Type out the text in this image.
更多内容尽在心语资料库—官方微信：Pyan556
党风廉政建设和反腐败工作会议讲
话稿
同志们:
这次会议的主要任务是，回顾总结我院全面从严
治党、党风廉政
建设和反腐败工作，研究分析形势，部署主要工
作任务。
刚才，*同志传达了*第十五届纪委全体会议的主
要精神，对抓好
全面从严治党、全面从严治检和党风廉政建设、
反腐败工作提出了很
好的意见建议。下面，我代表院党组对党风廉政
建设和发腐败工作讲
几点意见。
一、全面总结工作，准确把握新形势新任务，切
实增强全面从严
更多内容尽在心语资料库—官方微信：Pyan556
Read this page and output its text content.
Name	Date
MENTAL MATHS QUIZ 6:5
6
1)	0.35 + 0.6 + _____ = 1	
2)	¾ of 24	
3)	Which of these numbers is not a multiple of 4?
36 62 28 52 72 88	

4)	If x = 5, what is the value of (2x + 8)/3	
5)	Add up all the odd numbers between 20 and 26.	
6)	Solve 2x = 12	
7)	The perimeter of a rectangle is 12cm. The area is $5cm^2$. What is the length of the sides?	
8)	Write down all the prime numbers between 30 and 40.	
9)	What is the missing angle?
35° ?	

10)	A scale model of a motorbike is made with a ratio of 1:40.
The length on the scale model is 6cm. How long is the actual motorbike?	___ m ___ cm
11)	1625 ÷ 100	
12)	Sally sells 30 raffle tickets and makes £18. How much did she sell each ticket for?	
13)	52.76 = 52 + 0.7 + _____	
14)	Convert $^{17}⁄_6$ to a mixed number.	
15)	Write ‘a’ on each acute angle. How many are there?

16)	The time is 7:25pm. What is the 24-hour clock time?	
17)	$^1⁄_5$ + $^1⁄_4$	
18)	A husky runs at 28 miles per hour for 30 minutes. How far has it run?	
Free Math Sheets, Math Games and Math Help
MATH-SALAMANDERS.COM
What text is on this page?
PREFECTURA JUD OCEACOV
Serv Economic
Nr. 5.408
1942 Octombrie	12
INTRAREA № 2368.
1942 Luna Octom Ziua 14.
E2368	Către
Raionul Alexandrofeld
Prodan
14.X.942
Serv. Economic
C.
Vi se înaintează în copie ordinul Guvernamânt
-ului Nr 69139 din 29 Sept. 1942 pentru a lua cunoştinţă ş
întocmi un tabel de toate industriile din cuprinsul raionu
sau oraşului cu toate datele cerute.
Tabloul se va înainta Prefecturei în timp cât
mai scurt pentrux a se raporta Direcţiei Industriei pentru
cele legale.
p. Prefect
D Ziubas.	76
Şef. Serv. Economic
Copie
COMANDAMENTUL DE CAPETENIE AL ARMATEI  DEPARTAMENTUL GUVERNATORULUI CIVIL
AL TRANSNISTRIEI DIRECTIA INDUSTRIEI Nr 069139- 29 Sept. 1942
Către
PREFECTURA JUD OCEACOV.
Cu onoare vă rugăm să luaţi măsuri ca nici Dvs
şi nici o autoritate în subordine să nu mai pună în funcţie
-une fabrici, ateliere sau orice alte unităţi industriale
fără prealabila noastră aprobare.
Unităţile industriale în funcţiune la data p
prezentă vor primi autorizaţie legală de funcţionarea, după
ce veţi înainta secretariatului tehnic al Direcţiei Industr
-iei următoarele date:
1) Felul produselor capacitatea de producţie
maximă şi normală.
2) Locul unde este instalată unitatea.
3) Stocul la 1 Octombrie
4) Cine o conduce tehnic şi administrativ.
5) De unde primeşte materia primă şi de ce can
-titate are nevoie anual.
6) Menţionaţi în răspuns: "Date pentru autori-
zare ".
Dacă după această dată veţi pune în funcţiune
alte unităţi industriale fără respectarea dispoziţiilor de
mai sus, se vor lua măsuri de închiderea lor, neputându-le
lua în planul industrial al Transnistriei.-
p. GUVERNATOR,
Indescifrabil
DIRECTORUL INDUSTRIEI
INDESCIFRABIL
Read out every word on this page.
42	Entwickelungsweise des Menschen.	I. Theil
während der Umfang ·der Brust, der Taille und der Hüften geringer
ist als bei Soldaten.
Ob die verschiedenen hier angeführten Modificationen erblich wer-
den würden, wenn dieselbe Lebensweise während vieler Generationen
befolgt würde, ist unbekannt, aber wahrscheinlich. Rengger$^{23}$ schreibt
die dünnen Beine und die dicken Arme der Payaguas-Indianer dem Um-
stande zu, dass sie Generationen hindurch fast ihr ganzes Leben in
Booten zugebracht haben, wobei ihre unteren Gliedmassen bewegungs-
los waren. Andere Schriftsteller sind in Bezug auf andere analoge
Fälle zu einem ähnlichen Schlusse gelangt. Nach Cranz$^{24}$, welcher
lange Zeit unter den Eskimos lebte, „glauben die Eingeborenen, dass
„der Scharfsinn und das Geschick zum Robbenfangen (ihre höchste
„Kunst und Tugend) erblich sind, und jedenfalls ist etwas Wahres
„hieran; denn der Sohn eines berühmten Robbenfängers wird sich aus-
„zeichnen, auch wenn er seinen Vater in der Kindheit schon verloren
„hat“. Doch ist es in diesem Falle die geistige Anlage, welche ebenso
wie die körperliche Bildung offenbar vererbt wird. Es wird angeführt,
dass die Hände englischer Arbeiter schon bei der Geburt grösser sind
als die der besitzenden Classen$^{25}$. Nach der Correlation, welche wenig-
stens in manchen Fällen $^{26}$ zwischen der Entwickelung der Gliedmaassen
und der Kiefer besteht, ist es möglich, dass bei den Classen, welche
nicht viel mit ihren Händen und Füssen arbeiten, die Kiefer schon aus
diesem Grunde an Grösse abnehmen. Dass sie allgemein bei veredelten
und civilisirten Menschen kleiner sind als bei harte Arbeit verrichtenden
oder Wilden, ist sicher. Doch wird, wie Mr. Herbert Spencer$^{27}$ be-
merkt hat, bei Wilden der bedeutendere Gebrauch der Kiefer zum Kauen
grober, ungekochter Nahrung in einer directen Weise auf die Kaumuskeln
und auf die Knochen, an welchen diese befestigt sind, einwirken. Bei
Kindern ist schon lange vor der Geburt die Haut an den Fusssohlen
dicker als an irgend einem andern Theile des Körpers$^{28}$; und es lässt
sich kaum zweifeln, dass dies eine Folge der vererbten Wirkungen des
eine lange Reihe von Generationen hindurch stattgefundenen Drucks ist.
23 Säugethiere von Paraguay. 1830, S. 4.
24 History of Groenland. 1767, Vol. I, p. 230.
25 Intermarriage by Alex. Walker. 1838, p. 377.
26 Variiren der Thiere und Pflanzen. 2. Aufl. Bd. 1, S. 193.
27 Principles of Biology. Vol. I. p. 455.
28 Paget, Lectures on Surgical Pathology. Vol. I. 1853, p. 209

## GOAL
Which lines in the listing above hold the word "nici"? Show each of them.

## ANSWER TO THIS PROBLEM
Cu onoare vă rugăm să luaţi măsuri ca nici Dvs
şi nici o autoritate în subordine să nu mai pună în funcţie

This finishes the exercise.